• [EXERCISE AIM]
Write out the whole listing exactly as it stands.

• [ROWS]
* Begin *

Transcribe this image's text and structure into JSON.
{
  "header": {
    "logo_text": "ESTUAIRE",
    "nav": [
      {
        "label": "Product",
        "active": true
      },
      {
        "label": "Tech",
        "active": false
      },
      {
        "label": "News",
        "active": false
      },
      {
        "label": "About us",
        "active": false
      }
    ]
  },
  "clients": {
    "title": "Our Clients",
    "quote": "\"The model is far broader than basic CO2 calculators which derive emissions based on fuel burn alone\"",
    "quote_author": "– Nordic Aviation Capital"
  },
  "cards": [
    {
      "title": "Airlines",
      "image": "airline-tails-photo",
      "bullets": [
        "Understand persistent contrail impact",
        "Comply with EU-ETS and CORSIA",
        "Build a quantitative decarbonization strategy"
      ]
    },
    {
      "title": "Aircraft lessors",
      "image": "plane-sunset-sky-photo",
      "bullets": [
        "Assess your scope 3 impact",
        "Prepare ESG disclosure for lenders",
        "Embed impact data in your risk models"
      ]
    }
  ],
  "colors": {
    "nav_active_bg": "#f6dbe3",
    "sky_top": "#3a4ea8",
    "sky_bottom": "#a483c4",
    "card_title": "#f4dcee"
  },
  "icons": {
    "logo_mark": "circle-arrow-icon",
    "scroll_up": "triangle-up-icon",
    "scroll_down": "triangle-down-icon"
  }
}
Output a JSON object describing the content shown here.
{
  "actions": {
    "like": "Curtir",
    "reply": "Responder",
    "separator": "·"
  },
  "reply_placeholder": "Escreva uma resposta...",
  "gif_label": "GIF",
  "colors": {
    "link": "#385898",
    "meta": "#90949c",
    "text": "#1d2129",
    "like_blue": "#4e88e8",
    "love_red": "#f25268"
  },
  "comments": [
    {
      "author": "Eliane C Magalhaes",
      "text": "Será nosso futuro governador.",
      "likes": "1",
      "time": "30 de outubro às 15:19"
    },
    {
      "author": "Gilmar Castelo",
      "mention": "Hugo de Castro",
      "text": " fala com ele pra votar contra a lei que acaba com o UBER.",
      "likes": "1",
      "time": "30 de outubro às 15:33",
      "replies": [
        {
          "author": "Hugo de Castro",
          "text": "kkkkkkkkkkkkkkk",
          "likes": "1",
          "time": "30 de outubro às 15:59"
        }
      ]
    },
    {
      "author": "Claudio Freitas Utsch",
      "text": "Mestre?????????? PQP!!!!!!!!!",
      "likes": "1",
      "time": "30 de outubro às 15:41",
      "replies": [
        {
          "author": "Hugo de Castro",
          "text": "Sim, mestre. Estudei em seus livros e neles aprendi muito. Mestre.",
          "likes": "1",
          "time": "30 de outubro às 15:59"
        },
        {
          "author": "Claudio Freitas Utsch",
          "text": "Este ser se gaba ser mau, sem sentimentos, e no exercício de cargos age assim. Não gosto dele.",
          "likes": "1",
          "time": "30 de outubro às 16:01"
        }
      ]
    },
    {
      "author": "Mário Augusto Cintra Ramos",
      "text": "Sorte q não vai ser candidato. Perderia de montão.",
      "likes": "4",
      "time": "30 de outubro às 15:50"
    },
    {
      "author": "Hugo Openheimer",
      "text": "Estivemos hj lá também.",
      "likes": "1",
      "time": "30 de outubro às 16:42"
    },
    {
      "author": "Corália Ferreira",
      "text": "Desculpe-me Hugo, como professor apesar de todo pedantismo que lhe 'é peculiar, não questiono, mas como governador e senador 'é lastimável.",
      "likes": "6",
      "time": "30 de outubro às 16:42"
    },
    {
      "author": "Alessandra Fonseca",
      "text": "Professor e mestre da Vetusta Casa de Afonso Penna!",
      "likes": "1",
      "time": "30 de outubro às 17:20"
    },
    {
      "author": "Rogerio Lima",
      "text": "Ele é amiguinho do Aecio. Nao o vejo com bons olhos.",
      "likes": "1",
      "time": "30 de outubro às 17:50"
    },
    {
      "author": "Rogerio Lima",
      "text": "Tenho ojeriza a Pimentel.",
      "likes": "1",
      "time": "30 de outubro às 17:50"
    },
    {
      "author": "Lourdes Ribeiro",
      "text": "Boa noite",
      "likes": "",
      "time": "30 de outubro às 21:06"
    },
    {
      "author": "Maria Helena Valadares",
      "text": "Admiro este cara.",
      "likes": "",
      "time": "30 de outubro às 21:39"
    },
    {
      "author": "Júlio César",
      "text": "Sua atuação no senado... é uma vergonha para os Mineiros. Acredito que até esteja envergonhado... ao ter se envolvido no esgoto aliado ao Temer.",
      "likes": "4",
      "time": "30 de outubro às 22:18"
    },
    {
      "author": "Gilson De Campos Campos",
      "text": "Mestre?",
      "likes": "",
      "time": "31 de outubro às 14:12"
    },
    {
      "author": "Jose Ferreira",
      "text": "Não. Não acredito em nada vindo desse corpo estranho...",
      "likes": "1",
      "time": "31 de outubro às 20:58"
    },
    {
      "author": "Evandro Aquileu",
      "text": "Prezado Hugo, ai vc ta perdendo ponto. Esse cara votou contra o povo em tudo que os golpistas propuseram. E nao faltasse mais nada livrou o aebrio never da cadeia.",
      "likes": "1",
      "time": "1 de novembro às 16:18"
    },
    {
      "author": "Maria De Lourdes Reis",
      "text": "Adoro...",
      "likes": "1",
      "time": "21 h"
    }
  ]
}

* End *

• [FULL OUTPUT]
Transcribe this image's text and structure into JSON.
{
  "header": {
    "logo_text": "ESTUAIRE",
    "nav": [
      {
        "label": "Product",
        "active": true
      },
      {
        "label": "Tech",
        "active": false
      },
      {
        "label": "News",
        "active": false
      },
      {
        "label": "About us",
        "active": false
      }
    ]
  },
  "clients": {
    "title": "Our Clients",
    "quote": "\"The model is far broader than basic CO2 calculators which derive emissions based on fuel burn alone\"",
    "quote_author": "– Nordic Aviation Capital"
  },
  "cards": [
    {
      "title": "Airlines",
      "image": "airline-tails-photo",
      "bullets": [
        "Understand persistent contrail impact",
        "Comply with EU-ETS and CORSIA",
        "Build a quantitative decarbonization strategy"
      ]
    },
    {
      "title": "Aircraft lessors",
      "image": "plane-sunset-sky-photo",
      "bullets": [
        "Assess your scope 3 impact",
        "Prepare ESG disclosure for lenders",
        "Embed impact data in your risk models"
      ]
    }
  ],
  "colors": {
    "nav_active_bg": "#f6dbe3",
    "sky_top": "#3a4ea8",
    "sky_bottom": "#a483c4",
    "card_title": "#f4dcee"
  },
  "icons": {
    "logo_mark": "circle-arrow-icon",
    "scroll_up": "triangle-up-icon",
    "scroll_down": "triangle-down-icon"
  }
}
Output a JSON object describing the content shown here.
{
  "actions": {
    "like": "Curtir",
    "reply": "Responder",
    "separator": "·"
  },
  "reply_placeholder": "Escreva uma resposta...",
  "gif_label": "GIF",
  "colors": {
    "link": "#385898",
    "meta": "#90949c",
    "text": "#1d2129",
    "like_blue": "#4e88e8",
    "love_red": "#f25268"
  },
  "comments": [
    {
      "author": "Eliane C Magalhaes",
      "text": "Será nosso futuro governador.",
      "likes": "1",
      "time": "30 de outubro às 15:19"
    },
    {
      "author": "Gilmar Castelo",
      "mention": "Hugo de Castro",
      "text": " fala com ele pra votar contra a lei que acaba com o UBER.",
      "likes": "1",
      "time": "30 de outubro às 15:33",
      "replies": [
        {
          "author": "Hugo de Castro",
          "text": "kkkkkkkkkkkkkkk",
          "likes": "1",
          "time": "30 de outubro às 15:59"
        }
      ]
    },
    {
      "author": "Claudio Freitas Utsch",
      "text": "Mestre?????????? PQP!!!!!!!!!",
      "likes": "1",
      "time": "30 de outubro às 15:41",
      "replies": [
        {
          "author": "Hugo de Castro",
          "text": "Sim, mestre. Estudei em seus livros e neles aprendi muito. Mestre.",
          "likes": "1",
          "time": "30 de outubro às 15:59"
        },
        {
          "author": "Claudio Freitas Utsch",
          "text": "Este ser se gaba ser mau, sem sentimentos, e no exercício de cargos age assim. Não gosto dele.",
          "likes": "1",
          "time": "30 de outubro às 16:01"
        }
      ]
    },
    {
      "author": "Mário Augusto Cintra Ramos",
      "text": "Sorte q não vai ser candidato. Perderia de montão.",
      "likes": "4",
      "time": "30 de outubro às 15:50"
    },
    {
      "author": "Hugo Openheimer",
      "text": "Estivemos hj lá também.",
      "likes": "1",
      "time": "30 de outubro às 16:42"
    },
    {
      "author": "Corália Ferreira",
      "text": "Desculpe-me Hugo, como professor apesar de todo pedantismo que lhe 'é peculiar, não questiono, mas como governador e senador 'é lastimável.",
      "likes": "6",
      "time": "30 de outubro às 16:42"
    },
    {
      "author": "Alessandra Fonseca",
      "text": "Professor e mestre da Vetusta Casa de Afonso Penna!",
      "likes": "1",
      "time": "30 de outubro às 17:20"
    },
    {
      "author": "Rogerio Lima",
      "text": "Ele é amiguinho do Aecio. Nao o vejo com bons olhos.",
      "likes": "1",
      "time": "30 de outubro às 17:50"
    },
    {
      "author": "Rogerio Lima",
      "text": "Tenho ojeriza a Pimentel.",
      "likes": "1",
      "time": "30 de outubro às 17:50"
    },
    {
      "author": "Lourdes Ribeiro",
      "text": "Boa noite",
      "likes": "",
      "time": "30 de outubro às 21:06"
    },
    {
      "author": "Maria Helena Valadares",
      "text": "Admiro este cara.",
      "likes": "",
      "time": "30 de outubro às 21:39"
    },
    {
      "author": "Júlio César",
      "text": "Sua atuação no senado... é uma vergonha para os Mineiros. Acredito que até esteja envergonhado... ao ter se envolvido no esgoto aliado ao Temer.",
      "likes": "4",
      "time": "30 de outubro às 22:18"
    },
    {
      "author": "Gilson De Campos Campos",
      "text": "Mestre?",
      "likes": "",
      "time": "31 de outubro às 14:12"
    },
    {
      "author": "Jose Ferreira",
      "text": "Não. Não acredito em nada vindo desse corpo estranho...",
      "likes": "1",
      "time": "31 de outubro às 20:58"
    },
    {
      "author": "Evandro Aquileu",
      "text": "Prezado Hugo, ai vc ta perdendo ponto. Esse cara votou contra o povo em tudo que os golpistas propuseram. E nao faltasse mais nada livrou o aebrio never da cadeia.",
      "likes": "1",
      "time": "1 de novembro às 16:18"
    },
    {
      "author": "Maria De Lourdes Reis",
      "text": "Adoro...",
      "likes": "1",
      "time": "21 h"
    }
  ]
}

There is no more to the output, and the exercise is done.